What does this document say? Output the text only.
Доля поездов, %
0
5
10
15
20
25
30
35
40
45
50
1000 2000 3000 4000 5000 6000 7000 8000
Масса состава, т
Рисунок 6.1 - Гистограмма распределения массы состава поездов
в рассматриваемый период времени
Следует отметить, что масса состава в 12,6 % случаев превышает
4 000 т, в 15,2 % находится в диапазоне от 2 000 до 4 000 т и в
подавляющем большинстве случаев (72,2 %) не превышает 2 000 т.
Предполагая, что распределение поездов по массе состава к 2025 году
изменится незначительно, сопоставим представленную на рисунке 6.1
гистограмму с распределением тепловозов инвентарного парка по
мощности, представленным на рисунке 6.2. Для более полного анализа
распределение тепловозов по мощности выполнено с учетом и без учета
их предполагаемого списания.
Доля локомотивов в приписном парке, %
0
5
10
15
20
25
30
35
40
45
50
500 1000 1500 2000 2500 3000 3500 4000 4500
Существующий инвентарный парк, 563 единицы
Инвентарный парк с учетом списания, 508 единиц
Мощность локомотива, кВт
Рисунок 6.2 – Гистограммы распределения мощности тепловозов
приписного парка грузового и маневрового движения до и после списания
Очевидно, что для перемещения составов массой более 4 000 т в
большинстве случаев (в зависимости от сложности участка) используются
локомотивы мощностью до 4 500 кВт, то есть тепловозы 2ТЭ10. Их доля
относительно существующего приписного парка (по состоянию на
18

· · · · ·

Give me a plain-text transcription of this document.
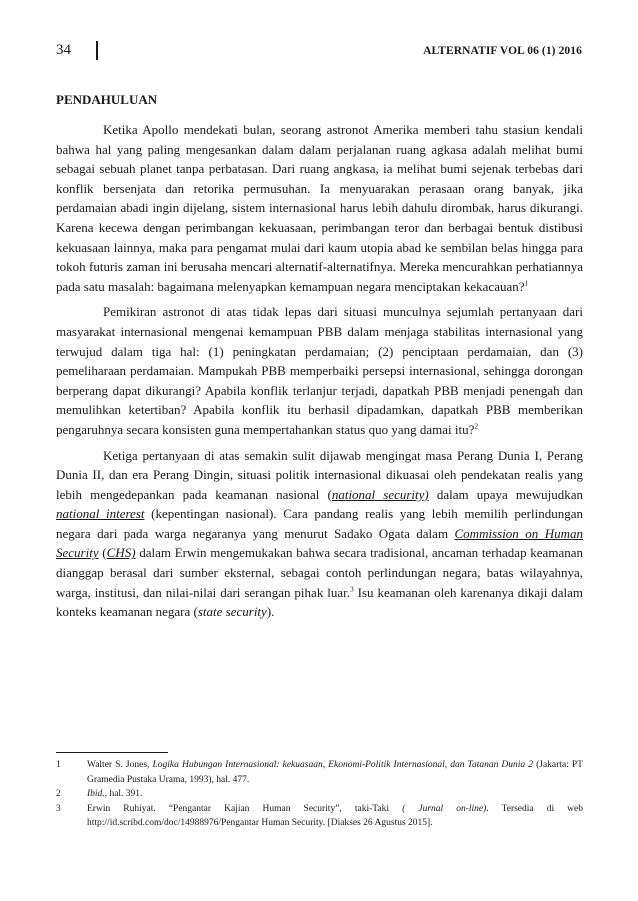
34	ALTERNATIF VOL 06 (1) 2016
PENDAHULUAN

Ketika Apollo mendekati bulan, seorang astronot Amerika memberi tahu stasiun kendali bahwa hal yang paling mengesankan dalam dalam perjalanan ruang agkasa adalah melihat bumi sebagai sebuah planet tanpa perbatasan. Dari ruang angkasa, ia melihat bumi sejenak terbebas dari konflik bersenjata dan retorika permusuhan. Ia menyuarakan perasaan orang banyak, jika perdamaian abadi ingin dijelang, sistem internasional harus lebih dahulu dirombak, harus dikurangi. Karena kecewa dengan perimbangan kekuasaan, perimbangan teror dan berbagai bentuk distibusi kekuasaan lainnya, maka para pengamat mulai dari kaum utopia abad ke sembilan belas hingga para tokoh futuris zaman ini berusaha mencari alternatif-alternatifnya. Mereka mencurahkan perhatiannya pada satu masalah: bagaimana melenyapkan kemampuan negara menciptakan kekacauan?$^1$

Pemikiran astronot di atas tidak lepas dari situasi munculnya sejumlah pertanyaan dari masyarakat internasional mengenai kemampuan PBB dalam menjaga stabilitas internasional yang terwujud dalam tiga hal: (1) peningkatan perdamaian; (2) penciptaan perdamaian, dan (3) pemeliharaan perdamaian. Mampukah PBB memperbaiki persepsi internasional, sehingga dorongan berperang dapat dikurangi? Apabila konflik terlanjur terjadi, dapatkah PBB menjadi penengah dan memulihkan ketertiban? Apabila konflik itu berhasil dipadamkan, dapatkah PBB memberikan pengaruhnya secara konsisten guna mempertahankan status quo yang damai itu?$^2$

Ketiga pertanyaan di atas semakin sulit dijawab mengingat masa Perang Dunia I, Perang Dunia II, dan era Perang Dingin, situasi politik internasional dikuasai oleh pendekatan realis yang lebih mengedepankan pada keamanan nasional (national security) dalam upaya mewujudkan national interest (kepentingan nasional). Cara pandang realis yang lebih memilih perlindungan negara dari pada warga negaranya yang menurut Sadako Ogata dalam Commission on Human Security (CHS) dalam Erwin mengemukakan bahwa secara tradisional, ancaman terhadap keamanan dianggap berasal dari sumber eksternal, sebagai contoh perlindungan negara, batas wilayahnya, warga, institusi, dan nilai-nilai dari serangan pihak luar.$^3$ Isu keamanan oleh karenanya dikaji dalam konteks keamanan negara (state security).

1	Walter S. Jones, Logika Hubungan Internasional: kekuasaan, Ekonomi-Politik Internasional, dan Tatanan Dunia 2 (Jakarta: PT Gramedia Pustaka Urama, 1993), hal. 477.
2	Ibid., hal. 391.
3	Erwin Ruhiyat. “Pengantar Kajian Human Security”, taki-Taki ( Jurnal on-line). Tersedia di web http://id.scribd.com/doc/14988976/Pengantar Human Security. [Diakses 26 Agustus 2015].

· · · · ·

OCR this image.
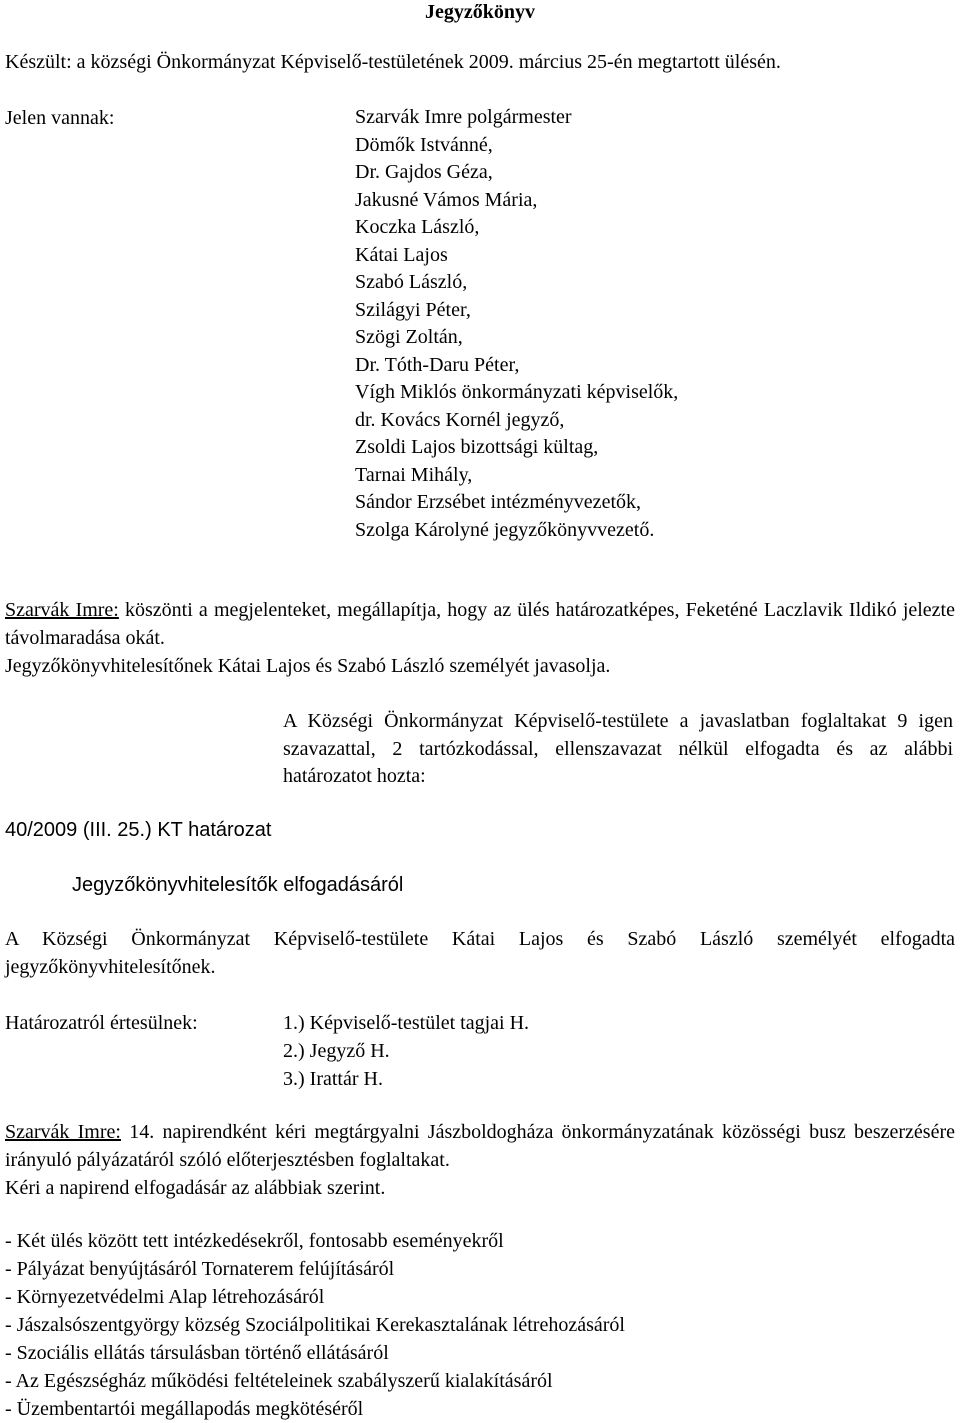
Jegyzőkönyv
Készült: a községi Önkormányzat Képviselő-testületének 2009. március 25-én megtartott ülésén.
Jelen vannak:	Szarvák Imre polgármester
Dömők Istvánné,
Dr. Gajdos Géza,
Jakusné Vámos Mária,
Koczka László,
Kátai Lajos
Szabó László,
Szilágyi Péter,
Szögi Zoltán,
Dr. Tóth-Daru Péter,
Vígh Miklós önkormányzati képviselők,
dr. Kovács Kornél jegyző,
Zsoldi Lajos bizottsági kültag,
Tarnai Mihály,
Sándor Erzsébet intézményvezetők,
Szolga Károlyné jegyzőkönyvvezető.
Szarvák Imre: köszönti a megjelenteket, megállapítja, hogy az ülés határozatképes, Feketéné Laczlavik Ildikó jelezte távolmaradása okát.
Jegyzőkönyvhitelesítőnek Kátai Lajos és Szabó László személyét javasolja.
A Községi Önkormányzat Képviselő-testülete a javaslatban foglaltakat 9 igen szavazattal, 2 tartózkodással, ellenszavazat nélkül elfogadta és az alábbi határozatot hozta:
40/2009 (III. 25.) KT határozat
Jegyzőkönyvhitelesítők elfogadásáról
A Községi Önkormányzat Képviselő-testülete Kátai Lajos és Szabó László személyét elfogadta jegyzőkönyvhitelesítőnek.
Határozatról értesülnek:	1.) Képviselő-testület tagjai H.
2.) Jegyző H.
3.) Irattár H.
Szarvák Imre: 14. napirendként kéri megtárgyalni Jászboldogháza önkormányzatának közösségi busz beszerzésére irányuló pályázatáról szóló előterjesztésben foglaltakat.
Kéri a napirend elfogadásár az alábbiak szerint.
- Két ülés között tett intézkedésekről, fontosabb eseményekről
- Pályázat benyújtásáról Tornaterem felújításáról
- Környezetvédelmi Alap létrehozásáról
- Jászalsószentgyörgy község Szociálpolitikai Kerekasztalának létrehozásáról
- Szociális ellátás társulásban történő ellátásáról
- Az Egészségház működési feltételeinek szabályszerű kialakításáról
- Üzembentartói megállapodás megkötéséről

· · · · ·

WORK TO DO:
List every line above that holds the word "мощности".

ANSWER TO THE PROBLEM:
мощности, представленным на рисунке 6.2. Для более полного анализа
распределение тепловозов по мощности выполнено с учетом и без учета
Рисунок 6.2 – Гистограммы распределения мощности тепловозов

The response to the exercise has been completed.